>>
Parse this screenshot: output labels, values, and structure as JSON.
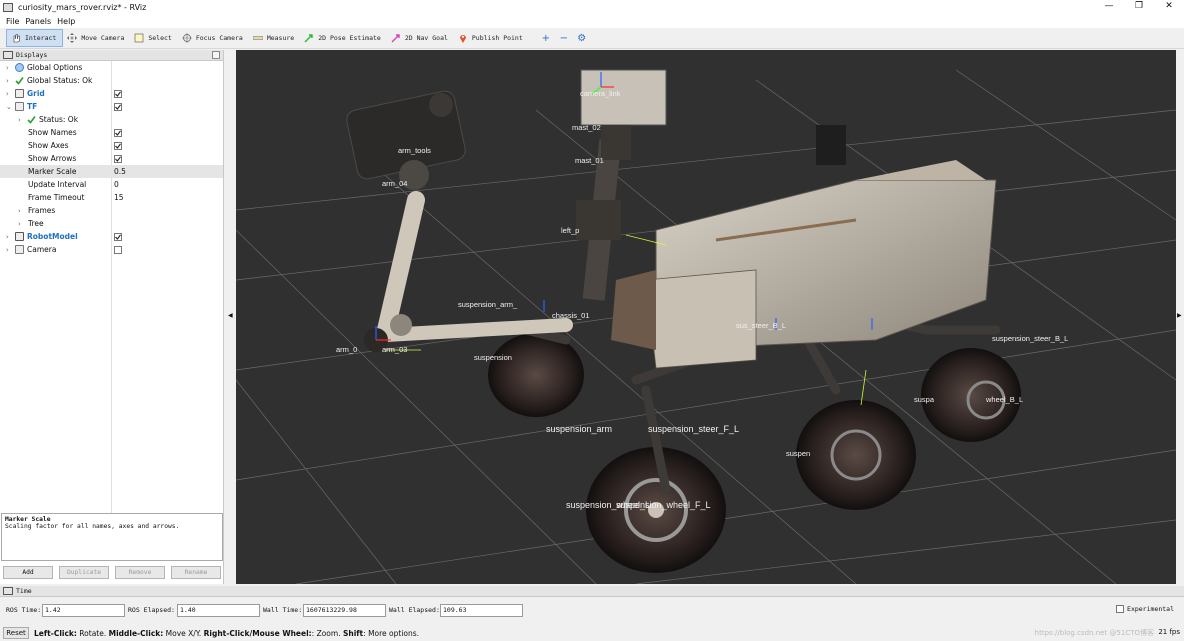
{
  "window": {
    "title": "curiosity_mars_rover.rviz* - RViz",
    "minimize": "—",
    "maximize": "❐",
    "close": "✕"
  },
  "menu": [
    "File",
    "Panels",
    "Help"
  ],
  "toolbar": {
    "tools": [
      {
        "label": "Interact",
        "icon": "cursor-hand-icon",
        "active": true
      },
      {
        "label": "Move Camera",
        "icon": "move-camera-icon",
        "active": false
      },
      {
        "label": "Select",
        "icon": "select-box-icon",
        "active": false
      },
      {
        "label": "Focus Camera",
        "icon": "focus-camera-icon",
        "active": false
      },
      {
        "label": "Measure",
        "icon": "ruler-icon",
        "active": false
      },
      {
        "label": "2D Pose Estimate",
        "icon": "pose-estimate-arrow-icon",
        "active": false
      },
      {
        "label": "2D Nav Goal",
        "icon": "nav-goal-arrow-icon",
        "active": false
      },
      {
        "label": "Publish Point",
        "icon": "map-pin-icon",
        "active": false
      }
    ],
    "extra": [
      "+",
      "−",
      "⚙"
    ]
  },
  "displays": {
    "title": "Displays",
    "rows": [
      {
        "label": "Global Options",
        "indent": 0,
        "arrow": "›",
        "icon": "globe-icon"
      },
      {
        "label": "Global Status: Ok",
        "indent": 0,
        "arrow": "›",
        "icon": "check-icon"
      },
      {
        "label": "Grid",
        "indent": 0,
        "arrow": "›",
        "icon": "grid-icon",
        "blue": true,
        "checked": true
      },
      {
        "label": "TF",
        "indent": 0,
        "arrow": "⌄",
        "icon": "tf-icon",
        "blue": true,
        "checked": true
      },
      {
        "label": "Status: Ok",
        "indent": 1,
        "arrow": "›",
        "icon": "check-icon"
      },
      {
        "label": "Show Names",
        "indent": 1,
        "checked": true
      },
      {
        "label": "Show Axes",
        "indent": 1,
        "checked": true
      },
      {
        "label": "Show Arrows",
        "indent": 1,
        "checked": true
      },
      {
        "label": "Marker Scale",
        "indent": 1,
        "value": "0.5",
        "selected": true
      },
      {
        "label": "Update Interval",
        "indent": 1,
        "value": "0"
      },
      {
        "label": "Frame Timeout",
        "indent": 1,
        "value": "15"
      },
      {
        "label": "Frames",
        "indent": 1,
        "arrow": "›"
      },
      {
        "label": "Tree",
        "indent": 1,
        "arrow": "›"
      },
      {
        "label": "RobotModel",
        "indent": 0,
        "arrow": "›",
        "icon": "robot-model-icon",
        "blue": true,
        "checked": true
      },
      {
        "label": "Camera",
        "indent": 0,
        "arrow": "›",
        "icon": "camera-icon",
        "checked": false
      }
    ],
    "description": {
      "title": "Marker Scale",
      "text": "Scaling factor for all names, axes and arrows."
    },
    "buttons": [
      {
        "label": "Add",
        "enabled": true
      },
      {
        "label": "Duplicate",
        "enabled": false
      },
      {
        "label": "Remove",
        "enabled": false
      },
      {
        "label": "Rename",
        "enabled": false
      }
    ]
  },
  "viewport": {
    "frame_labels": [
      "camera_link",
      "mast_02",
      "mast_01",
      "arm_tools",
      "arm_04",
      "left_p",
      "suspension_arm_",
      "chassis_01",
      "arm_03",
      "arm_0",
      "suspension",
      "sus_steer_B_L",
      "suspension_steer_B_L",
      "suspension_arm",
      "suspension_steer_F_L",
      "suspension_wheel_L",
      "suspension_wheel_F_L",
      "suspa",
      "suspen",
      "wheel_B_L"
    ]
  },
  "time": {
    "title": "Time",
    "ros_time_label": "ROS Time:",
    "ros_time": "1.42",
    "ros_elapsed_label": "ROS Elapsed:",
    "ros_elapsed": "1.40",
    "wall_time_label": "Wall Time:",
    "wall_time": "1607613229.98",
    "wall_elapsed_label": "Wall Elapsed:",
    "wall_elapsed": "109.63",
    "experimental": "Experimental"
  },
  "status": {
    "reset": "Reset",
    "help_parts": [
      {
        "b": "Left-Click:",
        "t": " Rotate. "
      },
      {
        "b": "Middle-Click:",
        "t": " Move X/Y. "
      },
      {
        "b": "Right-Click/Mouse Wheel:",
        "t": ": Zoom. "
      },
      {
        "b": "Shift",
        "t": ": More options."
      }
    ],
    "fps": "21 fps",
    "watermark": "https://blog.csdn.net @51CTO博客"
  },
  "colors": {
    "viewport_bg": "#303030",
    "selection_blue": "#1f6fc2",
    "active_tool": "#cfe0f2"
  }
}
<<
AIM → The material above must be printed exactly, with its pictures left out.

RESPONSE →
Parse this screenshot: output labels, values, and structure as JSON.
{
  "window": {
    "title": "curiosity_mars_rover.rviz* - RViz",
    "minimize": "—",
    "maximize": "❐",
    "close": "✕"
  },
  "menu": [
    "File",
    "Panels",
    "Help"
  ],
  "toolbar": {
    "tools": [
      {
        "label": "Interact",
        "icon": "cursor-hand-icon",
        "active": true
      },
      {
        "label": "Move Camera",
        "icon": "move-camera-icon",
        "active": false
      },
      {
        "label": "Select",
        "icon": "select-box-icon",
        "active": false
      },
      {
        "label": "Focus Camera",
        "icon": "focus-camera-icon",
        "active": false
      },
      {
        "label": "Measure",
        "icon": "ruler-icon",
        "active": false
      },
      {
        "label": "2D Pose Estimate",
        "icon": "pose-estimate-arrow-icon",
        "active": false
      },
      {
        "label": "2D Nav Goal",
        "icon": "nav-goal-arrow-icon",
        "active": false
      },
      {
        "label": "Publish Point",
        "icon": "map-pin-icon",
        "active": false
      }
    ],
    "extra": [
      "+",
      "−",
      "⚙"
    ]
  },
  "displays": {
    "title": "Displays",
    "rows": [
      {
        "label": "Global Options",
        "indent": 0,
        "arrow": "›",
        "icon": "globe-icon"
      },
      {
        "label": "Global Status: Ok",
        "indent": 0,
        "arrow": "›",
        "icon": "check-icon"
      },
      {
        "label": "Grid",
        "indent": 0,
        "arrow": "›",
        "icon": "grid-icon",
        "blue": true,
        "checked": true
      },
      {
        "label": "TF",
        "indent": 0,
        "arrow": "⌄",
        "icon": "tf-icon",
        "blue": true,
        "checked": true
      },
      {
        "label": "Status: Ok",
        "indent": 1,
        "arrow": "›",
        "icon": "check-icon"
      },
      {
        "label": "Show Names",
        "indent": 1,
        "checked": true
      },
      {
        "label": "Show Axes",
        "indent": 1,
        "checked": true
      },
      {
        "label": "Show Arrows",
        "indent": 1,
        "checked": true
      },
      {
        "label": "Marker Scale",
        "indent": 1,
        "value": "0.5",
        "selected": true
      },
      {
        "label": "Update Interval",
        "indent": 1,
        "value": "0"
      },
      {
        "label": "Frame Timeout",
        "indent": 1,
        "value": "15"
      },
      {
        "label": "Frames",
        "indent": 1,
        "arrow": "›"
      },
      {
        "label": "Tree",
        "indent": 1,
        "arrow": "›"
      },
      {
        "label": "RobotModel",
        "indent": 0,
        "arrow": "›",
        "icon": "robot-model-icon",
        "blue": true,
        "checked": true
      },
      {
        "label": "Camera",
        "indent": 0,
        "arrow": "›",
        "icon": "camera-icon",
        "checked": false
      }
    ],
    "description": {
      "title": "Marker Scale",
      "text": "Scaling factor for all names, axes and arrows."
    },
    "buttons": [
      {
        "label": "Add",
        "enabled": true
      },
      {
        "label": "Duplicate",
        "enabled": false
      },
      {
        "label": "Remove",
        "enabled": false
      },
      {
        "label": "Rename",
        "enabled": false
      }
    ]
  },
  "viewport": {
    "frame_labels": [
      "camera_link",
      "mast_02",
      "mast_01",
      "arm_tools",
      "arm_04",
      "left_p",
      "suspension_arm_",
      "chassis_01",
      "arm_03",
      "arm_0",
      "suspension",
      "sus_steer_B_L",
      "suspension_steer_B_L",
      "suspension_arm",
      "suspension_steer_F_L",
      "suspension_wheel_L",
      "suspension_wheel_F_L",
      "suspa",
      "suspen",
      "wheel_B_L"
    ]
  },
  "time": {
    "title": "Time",
    "ros_time_label": "ROS Time:",
    "ros_time": "1.42",
    "ros_elapsed_label": "ROS Elapsed:",
    "ros_elapsed": "1.40",
    "wall_time_label": "Wall Time:",
    "wall_time": "1607613229.98",
    "wall_elapsed_label": "Wall Elapsed:",
    "wall_elapsed": "109.63",
    "experimental": "Experimental"
  },
  "status": {
    "reset": "Reset",
    "help_parts": [
      {
        "b": "Left-Click:",
        "t": " Rotate. "
      },
      {
        "b": "Middle-Click:",
        "t": " Move X/Y. "
      },
      {
        "b": "Right-Click/Mouse Wheel:",
        "t": ": Zoom. "
      },
      {
        "b": "Shift",
        "t": ": More options."
      }
    ],
    "fps": "21 fps",
    "watermark": "https://blog.csdn.net @51CTO博客"
  },
  "colors": {
    "viewport_bg": "#303030",
    "selection_blue": "#1f6fc2",
    "active_tool": "#cfe0f2"
  }
}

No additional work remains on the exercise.